MATERIAL SUPPLIED:
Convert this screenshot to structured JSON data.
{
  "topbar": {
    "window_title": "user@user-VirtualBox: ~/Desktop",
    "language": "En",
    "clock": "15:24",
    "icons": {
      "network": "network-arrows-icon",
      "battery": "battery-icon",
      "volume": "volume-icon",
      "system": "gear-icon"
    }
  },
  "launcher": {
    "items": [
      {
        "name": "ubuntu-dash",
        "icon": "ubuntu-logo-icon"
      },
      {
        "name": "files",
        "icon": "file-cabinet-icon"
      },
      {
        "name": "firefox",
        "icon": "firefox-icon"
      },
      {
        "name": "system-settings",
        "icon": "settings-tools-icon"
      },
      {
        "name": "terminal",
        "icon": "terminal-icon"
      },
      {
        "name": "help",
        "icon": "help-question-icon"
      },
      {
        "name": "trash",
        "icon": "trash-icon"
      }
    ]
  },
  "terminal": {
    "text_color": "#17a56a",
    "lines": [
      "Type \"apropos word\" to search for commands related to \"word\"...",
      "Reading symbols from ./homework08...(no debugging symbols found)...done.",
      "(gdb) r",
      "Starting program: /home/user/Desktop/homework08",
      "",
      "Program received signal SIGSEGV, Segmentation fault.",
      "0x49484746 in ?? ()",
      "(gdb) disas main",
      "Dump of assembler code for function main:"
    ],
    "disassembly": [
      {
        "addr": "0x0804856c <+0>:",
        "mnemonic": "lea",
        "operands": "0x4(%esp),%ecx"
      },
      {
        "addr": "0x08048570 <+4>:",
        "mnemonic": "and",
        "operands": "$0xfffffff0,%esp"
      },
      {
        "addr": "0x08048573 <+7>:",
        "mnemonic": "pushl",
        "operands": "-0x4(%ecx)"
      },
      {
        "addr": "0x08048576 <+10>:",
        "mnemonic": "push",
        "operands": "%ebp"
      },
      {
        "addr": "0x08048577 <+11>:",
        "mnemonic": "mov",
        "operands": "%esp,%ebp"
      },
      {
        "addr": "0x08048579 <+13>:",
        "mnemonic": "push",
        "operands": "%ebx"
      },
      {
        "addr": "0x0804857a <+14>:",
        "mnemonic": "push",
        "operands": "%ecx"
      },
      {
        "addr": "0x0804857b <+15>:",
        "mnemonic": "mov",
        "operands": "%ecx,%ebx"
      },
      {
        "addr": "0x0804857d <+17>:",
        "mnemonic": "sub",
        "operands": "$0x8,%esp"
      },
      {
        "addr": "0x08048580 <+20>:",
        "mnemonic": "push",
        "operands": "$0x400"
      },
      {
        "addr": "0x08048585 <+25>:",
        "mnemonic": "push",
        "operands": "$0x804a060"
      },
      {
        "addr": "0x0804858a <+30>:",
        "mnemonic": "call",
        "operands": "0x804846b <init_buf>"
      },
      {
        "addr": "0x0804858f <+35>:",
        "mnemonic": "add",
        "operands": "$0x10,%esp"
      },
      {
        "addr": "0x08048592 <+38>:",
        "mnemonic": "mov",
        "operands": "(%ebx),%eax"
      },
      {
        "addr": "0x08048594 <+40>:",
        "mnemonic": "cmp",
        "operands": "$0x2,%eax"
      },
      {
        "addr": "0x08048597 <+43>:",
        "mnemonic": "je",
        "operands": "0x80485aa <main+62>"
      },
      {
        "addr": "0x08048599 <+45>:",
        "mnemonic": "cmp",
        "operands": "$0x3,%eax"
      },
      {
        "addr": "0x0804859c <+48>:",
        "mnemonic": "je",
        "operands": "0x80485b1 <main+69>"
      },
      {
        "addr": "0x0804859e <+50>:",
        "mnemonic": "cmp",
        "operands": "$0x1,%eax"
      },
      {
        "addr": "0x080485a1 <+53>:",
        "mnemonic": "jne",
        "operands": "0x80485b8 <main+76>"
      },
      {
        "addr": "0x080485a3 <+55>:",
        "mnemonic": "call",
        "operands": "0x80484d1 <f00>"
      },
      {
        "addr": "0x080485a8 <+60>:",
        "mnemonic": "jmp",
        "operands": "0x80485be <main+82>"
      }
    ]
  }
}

WHAT THIS TASK INVOLVES:
Among the entries above, identify all lines with "settings" and copy them.

RESPONSE TO THIS TASK:
        "name": "system-settings",
        "icon": "settings-tools-icon"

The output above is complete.